> Aim of the task: Using the data below, copy each line that includes the word "name".

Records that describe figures
↓
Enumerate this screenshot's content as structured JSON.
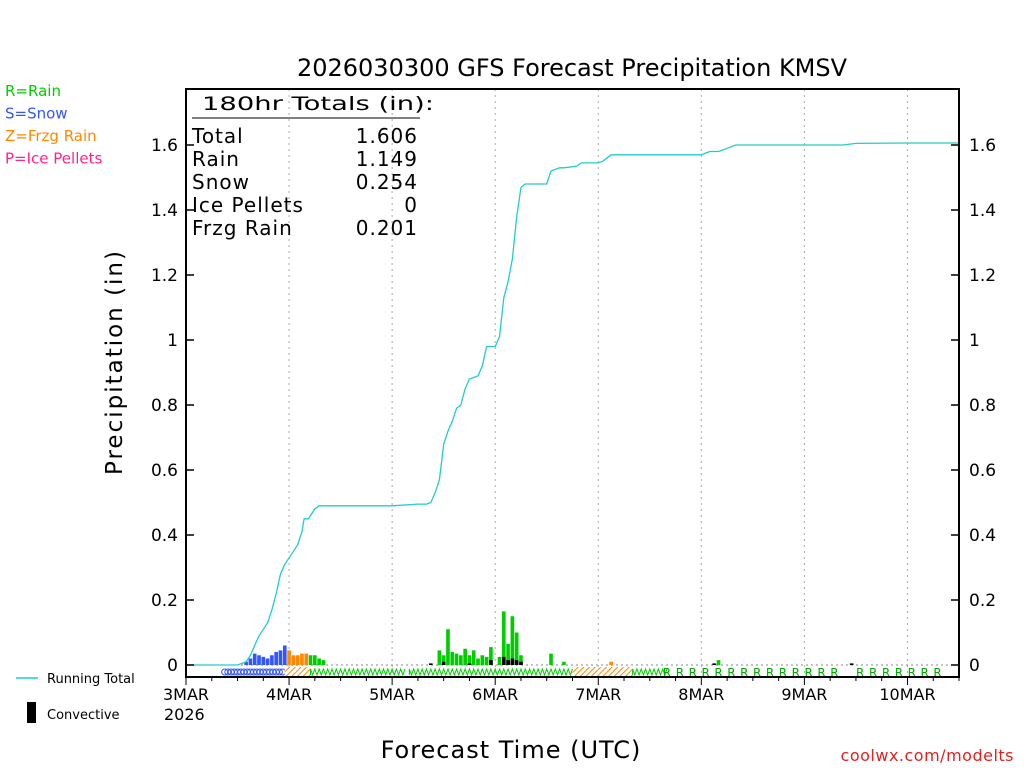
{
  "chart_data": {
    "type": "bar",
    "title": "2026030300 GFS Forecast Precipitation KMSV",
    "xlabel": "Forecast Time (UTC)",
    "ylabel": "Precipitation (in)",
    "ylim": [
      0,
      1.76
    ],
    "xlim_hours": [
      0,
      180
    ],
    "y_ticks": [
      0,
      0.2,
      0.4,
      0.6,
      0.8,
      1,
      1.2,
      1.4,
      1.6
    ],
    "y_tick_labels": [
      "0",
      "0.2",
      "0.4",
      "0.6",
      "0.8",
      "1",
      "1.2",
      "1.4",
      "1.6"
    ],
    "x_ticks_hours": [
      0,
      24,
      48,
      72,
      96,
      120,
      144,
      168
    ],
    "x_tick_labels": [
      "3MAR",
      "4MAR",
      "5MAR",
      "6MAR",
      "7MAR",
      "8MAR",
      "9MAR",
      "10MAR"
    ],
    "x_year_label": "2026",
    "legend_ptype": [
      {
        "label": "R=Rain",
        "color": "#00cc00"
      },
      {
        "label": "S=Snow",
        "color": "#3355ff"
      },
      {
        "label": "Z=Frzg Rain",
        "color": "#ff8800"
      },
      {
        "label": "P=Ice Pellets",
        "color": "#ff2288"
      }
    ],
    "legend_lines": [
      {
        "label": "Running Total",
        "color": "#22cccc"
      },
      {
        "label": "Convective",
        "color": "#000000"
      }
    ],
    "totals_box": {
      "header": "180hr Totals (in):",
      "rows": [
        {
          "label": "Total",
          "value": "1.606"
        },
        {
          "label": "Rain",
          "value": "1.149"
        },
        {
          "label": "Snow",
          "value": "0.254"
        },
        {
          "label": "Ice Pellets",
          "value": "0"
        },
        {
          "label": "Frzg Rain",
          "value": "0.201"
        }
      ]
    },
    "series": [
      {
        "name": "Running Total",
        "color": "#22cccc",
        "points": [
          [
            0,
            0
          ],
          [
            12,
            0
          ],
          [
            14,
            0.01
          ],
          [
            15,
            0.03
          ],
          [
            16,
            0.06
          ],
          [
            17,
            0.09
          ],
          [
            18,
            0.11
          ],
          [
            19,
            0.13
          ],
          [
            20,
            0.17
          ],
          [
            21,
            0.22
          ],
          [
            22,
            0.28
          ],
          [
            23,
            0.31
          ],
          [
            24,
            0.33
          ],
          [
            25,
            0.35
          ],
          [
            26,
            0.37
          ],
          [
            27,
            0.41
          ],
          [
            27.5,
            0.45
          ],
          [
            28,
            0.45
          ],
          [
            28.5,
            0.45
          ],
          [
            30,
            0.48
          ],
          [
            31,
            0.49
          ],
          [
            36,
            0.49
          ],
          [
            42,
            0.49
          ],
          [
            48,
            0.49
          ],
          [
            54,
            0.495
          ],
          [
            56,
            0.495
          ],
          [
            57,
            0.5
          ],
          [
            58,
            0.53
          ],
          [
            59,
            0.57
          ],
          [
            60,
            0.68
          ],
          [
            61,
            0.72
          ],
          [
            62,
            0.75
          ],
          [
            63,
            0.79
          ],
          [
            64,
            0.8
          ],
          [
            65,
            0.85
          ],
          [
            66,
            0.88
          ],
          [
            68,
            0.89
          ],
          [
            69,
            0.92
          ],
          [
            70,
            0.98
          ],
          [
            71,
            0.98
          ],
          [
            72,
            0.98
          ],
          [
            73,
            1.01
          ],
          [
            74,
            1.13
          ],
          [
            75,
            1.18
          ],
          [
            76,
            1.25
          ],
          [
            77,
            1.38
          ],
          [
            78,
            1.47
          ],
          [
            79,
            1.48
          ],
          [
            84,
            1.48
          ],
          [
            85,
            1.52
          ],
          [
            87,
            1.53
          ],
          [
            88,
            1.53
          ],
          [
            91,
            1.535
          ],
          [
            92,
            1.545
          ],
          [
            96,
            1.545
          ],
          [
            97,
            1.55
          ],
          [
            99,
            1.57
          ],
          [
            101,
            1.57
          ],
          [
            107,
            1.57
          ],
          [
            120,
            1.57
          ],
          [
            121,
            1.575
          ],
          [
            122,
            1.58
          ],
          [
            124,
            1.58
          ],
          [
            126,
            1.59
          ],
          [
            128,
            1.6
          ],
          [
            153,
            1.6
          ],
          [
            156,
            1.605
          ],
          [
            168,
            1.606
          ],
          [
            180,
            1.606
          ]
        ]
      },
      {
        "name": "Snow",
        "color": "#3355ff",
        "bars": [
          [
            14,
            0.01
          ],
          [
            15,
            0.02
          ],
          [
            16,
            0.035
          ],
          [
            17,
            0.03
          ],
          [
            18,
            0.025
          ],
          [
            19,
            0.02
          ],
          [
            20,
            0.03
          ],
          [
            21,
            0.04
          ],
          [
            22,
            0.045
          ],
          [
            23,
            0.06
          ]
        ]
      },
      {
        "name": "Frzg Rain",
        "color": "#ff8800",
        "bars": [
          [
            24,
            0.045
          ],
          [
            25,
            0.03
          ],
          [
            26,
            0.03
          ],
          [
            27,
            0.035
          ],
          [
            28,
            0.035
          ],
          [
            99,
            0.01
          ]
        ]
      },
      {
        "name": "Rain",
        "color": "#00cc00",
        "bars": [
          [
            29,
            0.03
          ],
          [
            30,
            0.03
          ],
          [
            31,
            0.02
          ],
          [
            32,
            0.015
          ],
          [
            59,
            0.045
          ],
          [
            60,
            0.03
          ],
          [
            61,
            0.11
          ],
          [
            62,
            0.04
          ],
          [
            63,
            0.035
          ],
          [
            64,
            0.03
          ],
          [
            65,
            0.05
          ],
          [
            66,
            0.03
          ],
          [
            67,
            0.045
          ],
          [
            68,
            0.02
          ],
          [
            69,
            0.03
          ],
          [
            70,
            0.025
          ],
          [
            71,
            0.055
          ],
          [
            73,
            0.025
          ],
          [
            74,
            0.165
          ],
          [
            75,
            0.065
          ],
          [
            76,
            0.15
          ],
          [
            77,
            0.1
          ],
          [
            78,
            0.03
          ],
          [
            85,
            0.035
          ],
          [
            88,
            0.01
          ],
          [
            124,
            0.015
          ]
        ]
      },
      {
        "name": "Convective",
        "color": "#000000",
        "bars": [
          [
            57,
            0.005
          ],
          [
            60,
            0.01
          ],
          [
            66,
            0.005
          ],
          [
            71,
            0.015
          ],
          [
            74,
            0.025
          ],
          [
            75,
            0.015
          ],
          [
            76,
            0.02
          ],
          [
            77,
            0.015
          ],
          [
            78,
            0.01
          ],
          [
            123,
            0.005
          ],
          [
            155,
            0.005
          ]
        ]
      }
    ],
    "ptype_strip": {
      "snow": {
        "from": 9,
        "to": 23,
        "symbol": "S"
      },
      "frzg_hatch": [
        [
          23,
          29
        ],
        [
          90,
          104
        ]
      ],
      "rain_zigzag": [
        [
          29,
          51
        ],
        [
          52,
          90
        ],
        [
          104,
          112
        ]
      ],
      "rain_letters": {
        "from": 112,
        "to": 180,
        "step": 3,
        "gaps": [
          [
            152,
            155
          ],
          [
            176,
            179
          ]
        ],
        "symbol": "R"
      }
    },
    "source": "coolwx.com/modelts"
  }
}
↑
> Reply to the task:
        "name": "Running Total",
        "name": "Snow",
        "name": "Frzg Rain",
        "name": "Rain",
        "name": "Convective",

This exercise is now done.